- Records shown -
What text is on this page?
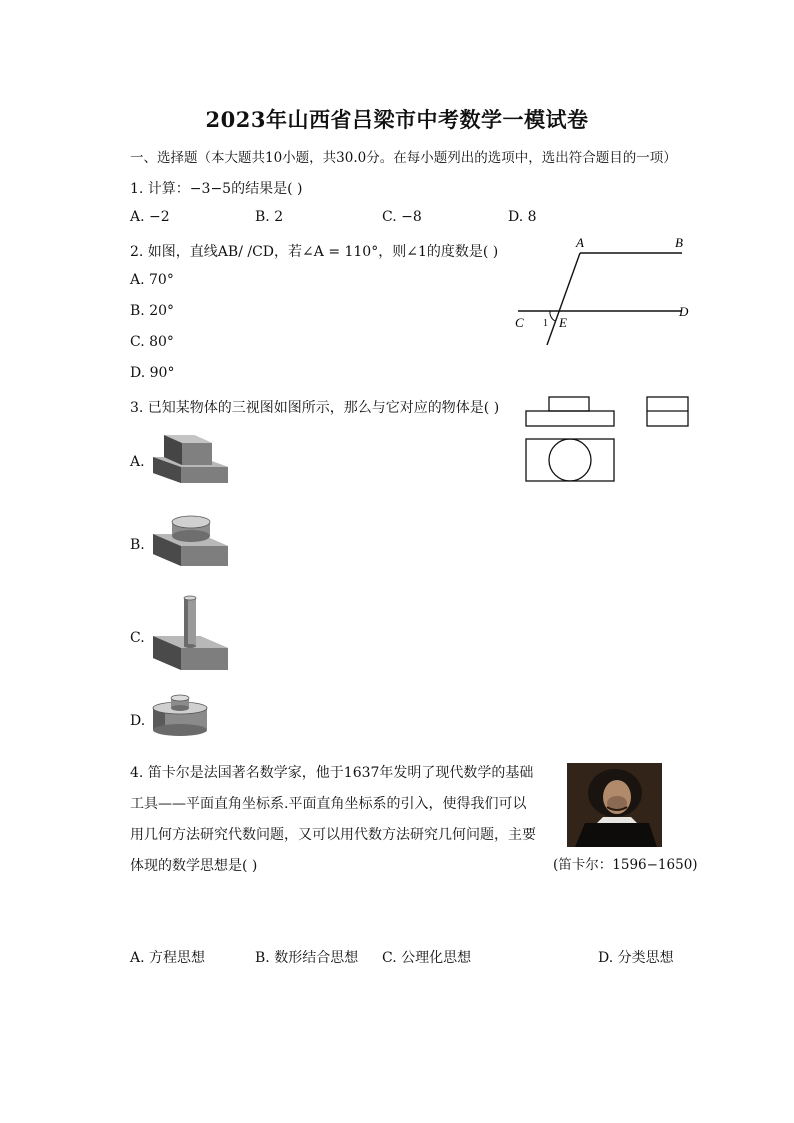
2023年山西省吕梁市中考数学一模试卷
一、选择题（本大题共10小题，共30.0分。在每小题列出的选项中，选出符合题目的一项）
1. 计算：−3−5的结果是( )
A. −2	B. 2	C. −8	D. 8
2. 如图，直线AB/ /CD，若∠A = 110°，则∠1的度数是( )
A. 70°
B. 20°
C. 80°
D. 90°
A	B
C
D
E
1
3. 已知某物体的三视图如图所示，那么与它对应的物体是( )
A.
B.
C.
D.
4. 笛卡尔是法国著名数学家，他于1637年发明了现代数学的基础
工具——平面直角坐标系.平面直角坐标系的引入，使得我们可以
用几何方法研究代数问题，又可以用代数方法研究几何问题，主要
体现的数学思想是( )	(笛卡尔：1596−1650)
A. 方程思想	B. 数形结合思想 C. 公理化思想	D. 分类思想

- Set problem -
Leave the pictures out and reproduce each record exactly as written.

- Exercise result -
What text is on this page?
2023年山西省吕梁市中考数学一模试卷
一、选择题（本大题共10小题，共30.0分。在每小题列出的选项中，选出符合题目的一项）
1. 计算：−3−5的结果是( )
A. −2	B. 2	C. −8	D. 8
2. 如图，直线AB/ /CD，若∠A = 110°，则∠1的度数是( )
A. 70°
B. 20°
C. 80°
D. 90°
A	B
C
D
E
1
3. 已知某物体的三视图如图所示，那么与它对应的物体是( )
A.
B.
C.
D.
4. 笛卡尔是法国著名数学家，他于1637年发明了现代数学的基础
工具——平面直角坐标系.平面直角坐标系的引入，使得我们可以
用几何方法研究代数问题，又可以用代数方法研究几何问题，主要
体现的数学思想是( )	(笛卡尔：1596−1650)
A. 方程思想	B. 数形结合思想 C. 公理化思想	D. 分类思想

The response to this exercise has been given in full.